--- Start ---

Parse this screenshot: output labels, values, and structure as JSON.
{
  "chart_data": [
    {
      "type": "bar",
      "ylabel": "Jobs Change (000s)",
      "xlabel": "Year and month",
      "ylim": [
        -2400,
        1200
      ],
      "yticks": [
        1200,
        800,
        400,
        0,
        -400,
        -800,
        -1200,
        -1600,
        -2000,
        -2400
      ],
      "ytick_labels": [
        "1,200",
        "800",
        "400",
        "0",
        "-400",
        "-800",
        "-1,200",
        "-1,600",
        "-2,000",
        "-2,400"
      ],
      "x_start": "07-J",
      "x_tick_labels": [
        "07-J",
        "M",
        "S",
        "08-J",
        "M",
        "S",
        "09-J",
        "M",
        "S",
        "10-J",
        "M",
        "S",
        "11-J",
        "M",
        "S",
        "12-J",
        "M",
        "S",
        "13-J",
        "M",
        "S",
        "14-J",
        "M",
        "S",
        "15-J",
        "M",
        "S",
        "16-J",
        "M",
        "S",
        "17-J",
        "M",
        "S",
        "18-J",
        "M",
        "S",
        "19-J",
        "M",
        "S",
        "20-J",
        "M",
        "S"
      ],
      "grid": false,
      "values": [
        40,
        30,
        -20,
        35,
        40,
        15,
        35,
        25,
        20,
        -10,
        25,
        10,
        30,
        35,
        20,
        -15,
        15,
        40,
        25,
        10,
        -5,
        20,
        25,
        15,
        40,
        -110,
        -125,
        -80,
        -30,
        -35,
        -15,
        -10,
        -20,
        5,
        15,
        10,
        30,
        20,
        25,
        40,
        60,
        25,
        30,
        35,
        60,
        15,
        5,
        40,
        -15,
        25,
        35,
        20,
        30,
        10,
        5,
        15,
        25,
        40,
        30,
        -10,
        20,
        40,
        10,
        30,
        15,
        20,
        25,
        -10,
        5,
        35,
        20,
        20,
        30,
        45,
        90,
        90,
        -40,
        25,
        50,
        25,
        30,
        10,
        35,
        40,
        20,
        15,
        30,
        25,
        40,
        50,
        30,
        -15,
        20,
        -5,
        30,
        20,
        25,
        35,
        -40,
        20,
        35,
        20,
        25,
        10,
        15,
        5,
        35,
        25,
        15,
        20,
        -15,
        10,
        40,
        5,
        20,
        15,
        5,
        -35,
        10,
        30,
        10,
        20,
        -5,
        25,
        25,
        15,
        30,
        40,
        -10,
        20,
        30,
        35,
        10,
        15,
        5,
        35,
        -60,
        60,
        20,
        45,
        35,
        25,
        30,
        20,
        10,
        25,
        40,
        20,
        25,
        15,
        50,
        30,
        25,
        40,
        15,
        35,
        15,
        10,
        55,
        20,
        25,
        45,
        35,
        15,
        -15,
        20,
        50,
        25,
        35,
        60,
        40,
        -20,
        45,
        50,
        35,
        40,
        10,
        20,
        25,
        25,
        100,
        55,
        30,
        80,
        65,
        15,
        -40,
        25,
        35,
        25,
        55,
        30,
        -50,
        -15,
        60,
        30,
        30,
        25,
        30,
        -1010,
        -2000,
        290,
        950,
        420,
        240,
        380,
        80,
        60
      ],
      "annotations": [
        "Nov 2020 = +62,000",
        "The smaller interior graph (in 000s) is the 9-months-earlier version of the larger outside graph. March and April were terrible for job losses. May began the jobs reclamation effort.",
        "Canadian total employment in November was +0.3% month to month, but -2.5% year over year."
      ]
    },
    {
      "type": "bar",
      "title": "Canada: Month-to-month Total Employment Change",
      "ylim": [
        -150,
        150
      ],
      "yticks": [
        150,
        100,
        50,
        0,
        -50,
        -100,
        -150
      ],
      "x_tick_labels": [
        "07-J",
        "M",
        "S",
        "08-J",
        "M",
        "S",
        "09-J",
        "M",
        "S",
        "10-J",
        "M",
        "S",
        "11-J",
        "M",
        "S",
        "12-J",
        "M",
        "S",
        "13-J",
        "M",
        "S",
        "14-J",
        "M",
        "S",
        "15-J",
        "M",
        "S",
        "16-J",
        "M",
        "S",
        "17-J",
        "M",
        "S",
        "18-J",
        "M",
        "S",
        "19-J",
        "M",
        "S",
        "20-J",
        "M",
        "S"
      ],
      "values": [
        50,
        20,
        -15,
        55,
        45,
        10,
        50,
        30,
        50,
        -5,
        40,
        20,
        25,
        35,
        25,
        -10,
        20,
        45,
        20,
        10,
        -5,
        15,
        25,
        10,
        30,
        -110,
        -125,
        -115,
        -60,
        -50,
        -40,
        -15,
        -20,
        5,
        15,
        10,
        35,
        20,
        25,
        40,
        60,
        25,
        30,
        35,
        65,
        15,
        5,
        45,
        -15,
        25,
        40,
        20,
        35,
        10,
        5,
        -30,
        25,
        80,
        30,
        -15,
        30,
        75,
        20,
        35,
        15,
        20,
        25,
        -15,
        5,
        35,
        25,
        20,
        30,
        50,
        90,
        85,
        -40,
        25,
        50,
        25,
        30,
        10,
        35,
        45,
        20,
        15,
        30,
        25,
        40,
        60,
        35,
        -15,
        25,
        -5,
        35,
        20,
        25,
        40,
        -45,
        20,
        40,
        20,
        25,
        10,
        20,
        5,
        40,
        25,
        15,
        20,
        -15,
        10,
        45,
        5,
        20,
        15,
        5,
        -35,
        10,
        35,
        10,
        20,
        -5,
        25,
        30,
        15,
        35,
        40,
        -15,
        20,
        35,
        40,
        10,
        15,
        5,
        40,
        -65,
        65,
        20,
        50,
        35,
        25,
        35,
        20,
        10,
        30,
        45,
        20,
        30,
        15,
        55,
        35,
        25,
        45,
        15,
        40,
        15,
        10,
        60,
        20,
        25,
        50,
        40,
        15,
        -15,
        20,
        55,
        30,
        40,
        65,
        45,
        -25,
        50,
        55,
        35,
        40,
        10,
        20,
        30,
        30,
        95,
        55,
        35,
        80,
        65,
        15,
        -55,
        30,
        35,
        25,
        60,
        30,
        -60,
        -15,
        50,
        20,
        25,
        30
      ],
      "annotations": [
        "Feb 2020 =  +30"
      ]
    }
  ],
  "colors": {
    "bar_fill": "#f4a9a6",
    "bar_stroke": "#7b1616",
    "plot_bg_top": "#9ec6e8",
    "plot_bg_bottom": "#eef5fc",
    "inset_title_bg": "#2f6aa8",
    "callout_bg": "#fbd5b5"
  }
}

--- End ---

_Task prompt:_ Transcribe each record exactly. Leave nothing out.

_Task response:_
Parse this screenshot: output labels, values, and structure as JSON.
{
  "chart_data": [
    {
      "type": "bar",
      "ylabel": "Jobs Change (000s)",
      "xlabel": "Year and month",
      "ylim": [
        -2400,
        1200
      ],
      "yticks": [
        1200,
        800,
        400,
        0,
        -400,
        -800,
        -1200,
        -1600,
        -2000,
        -2400
      ],
      "ytick_labels": [
        "1,200",
        "800",
        "400",
        "0",
        "-400",
        "-800",
        "-1,200",
        "-1,600",
        "-2,000",
        "-2,400"
      ],
      "x_start": "07-J",
      "x_tick_labels": [
        "07-J",
        "M",
        "S",
        "08-J",
        "M",
        "S",
        "09-J",
        "M",
        "S",
        "10-J",
        "M",
        "S",
        "11-J",
        "M",
        "S",
        "12-J",
        "M",
        "S",
        "13-J",
        "M",
        "S",
        "14-J",
        "M",
        "S",
        "15-J",
        "M",
        "S",
        "16-J",
        "M",
        "S",
        "17-J",
        "M",
        "S",
        "18-J",
        "M",
        "S",
        "19-J",
        "M",
        "S",
        "20-J",
        "M",
        "S"
      ],
      "grid": false,
      "values": [
        40,
        30,
        -20,
        35,
        40,
        15,
        35,
        25,
        20,
        -10,
        25,
        10,
        30,
        35,
        20,
        -15,
        15,
        40,
        25,
        10,
        -5,
        20,
        25,
        15,
        40,
        -110,
        -125,
        -80,
        -30,
        -35,
        -15,
        -10,
        -20,
        5,
        15,
        10,
        30,
        20,
        25,
        40,
        60,
        25,
        30,
        35,
        60,
        15,
        5,
        40,
        -15,
        25,
        35,
        20,
        30,
        10,
        5,
        15,
        25,
        40,
        30,
        -10,
        20,
        40,
        10,
        30,
        15,
        20,
        25,
        -10,
        5,
        35,
        20,
        20,
        30,
        45,
        90,
        90,
        -40,
        25,
        50,
        25,
        30,
        10,
        35,
        40,
        20,
        15,
        30,
        25,
        40,
        50,
        30,
        -15,
        20,
        -5,
        30,
        20,
        25,
        35,
        -40,
        20,
        35,
        20,
        25,
        10,
        15,
        5,
        35,
        25,
        15,
        20,
        -15,
        10,
        40,
        5,
        20,
        15,
        5,
        -35,
        10,
        30,
        10,
        20,
        -5,
        25,
        25,
        15,
        30,
        40,
        -10,
        20,
        30,
        35,
        10,
        15,
        5,
        35,
        -60,
        60,
        20,
        45,
        35,
        25,
        30,
        20,
        10,
        25,
        40,
        20,
        25,
        15,
        50,
        30,
        25,
        40,
        15,
        35,
        15,
        10,
        55,
        20,
        25,
        45,
        35,
        15,
        -15,
        20,
        50,
        25,
        35,
        60,
        40,
        -20,
        45,
        50,
        35,
        40,
        10,
        20,
        25,
        25,
        100,
        55,
        30,
        80,
        65,
        15,
        -40,
        25,
        35,
        25,
        55,
        30,
        -50,
        -15,
        60,
        30,
        30,
        25,
        30,
        -1010,
        -2000,
        290,
        950,
        420,
        240,
        380,
        80,
        60
      ],
      "annotations": [
        "Nov 2020 = +62,000",
        "The smaller interior graph (in 000s) is the 9-months-earlier version of the larger outside graph. March and April were terrible for job losses. May began the jobs reclamation effort.",
        "Canadian total employment in November was +0.3% month to month, but -2.5% year over year."
      ]
    },
    {
      "type": "bar",
      "title": "Canada: Month-to-month Total Employment Change",
      "ylim": [
        -150,
        150
      ],
      "yticks": [
        150,
        100,
        50,
        0,
        -50,
        -100,
        -150
      ],
      "x_tick_labels": [
        "07-J",
        "M",
        "S",
        "08-J",
        "M",
        "S",
        "09-J",
        "M",
        "S",
        "10-J",
        "M",
        "S",
        "11-J",
        "M",
        "S",
        "12-J",
        "M",
        "S",
        "13-J",
        "M",
        "S",
        "14-J",
        "M",
        "S",
        "15-J",
        "M",
        "S",
        "16-J",
        "M",
        "S",
        "17-J",
        "M",
        "S",
        "18-J",
        "M",
        "S",
        "19-J",
        "M",
        "S",
        "20-J",
        "M",
        "S"
      ],
      "values": [
        50,
        20,
        -15,
        55,
        45,
        10,
        50,
        30,
        50,
        -5,
        40,
        20,
        25,
        35,
        25,
        -10,
        20,
        45,
        20,
        10,
        -5,
        15,
        25,
        10,
        30,
        -110,
        -125,
        -115,
        -60,
        -50,
        -40,
        -15,
        -20,
        5,
        15,
        10,
        35,
        20,
        25,
        40,
        60,
        25,
        30,
        35,
        65,
        15,
        5,
        45,
        -15,
        25,
        40,
        20,
        35,
        10,
        5,
        -30,
        25,
        80,
        30,
        -15,
        30,
        75,
        20,
        35,
        15,
        20,
        25,
        -15,
        5,
        35,
        25,
        20,
        30,
        50,
        90,
        85,
        -40,
        25,
        50,
        25,
        30,
        10,
        35,
        45,
        20,
        15,
        30,
        25,
        40,
        60,
        35,
        -15,
        25,
        -5,
        35,
        20,
        25,
        40,
        -45,
        20,
        40,
        20,
        25,
        10,
        20,
        5,
        40,
        25,
        15,
        20,
        -15,
        10,
        45,
        5,
        20,
        15,
        5,
        -35,
        10,
        35,
        10,
        20,
        -5,
        25,
        30,
        15,
        35,
        40,
        -15,
        20,
        35,
        40,
        10,
        15,
        5,
        40,
        -65,
        65,
        20,
        50,
        35,
        25,
        35,
        20,
        10,
        30,
        45,
        20,
        30,
        15,
        55,
        35,
        25,
        45,
        15,
        40,
        15,
        10,
        60,
        20,
        25,
        50,
        40,
        15,
        -15,
        20,
        55,
        30,
        40,
        65,
        45,
        -25,
        50,
        55,
        35,
        40,
        10,
        20,
        30,
        30,
        95,
        55,
        35,
        80,
        65,
        15,
        -55,
        30,
        35,
        25,
        60,
        30,
        -60,
        -15,
        50,
        20,
        25,
        30
      ],
      "annotations": [
        "Feb 2020 =  +30"
      ]
    }
  ],
  "colors": {
    "bar_fill": "#f4a9a6",
    "bar_stroke": "#7b1616",
    "plot_bg_top": "#9ec6e8",
    "plot_bg_bottom": "#eef5fc",
    "inset_title_bg": "#2f6aa8",
    "callout_bg": "#fbd5b5"
  }
}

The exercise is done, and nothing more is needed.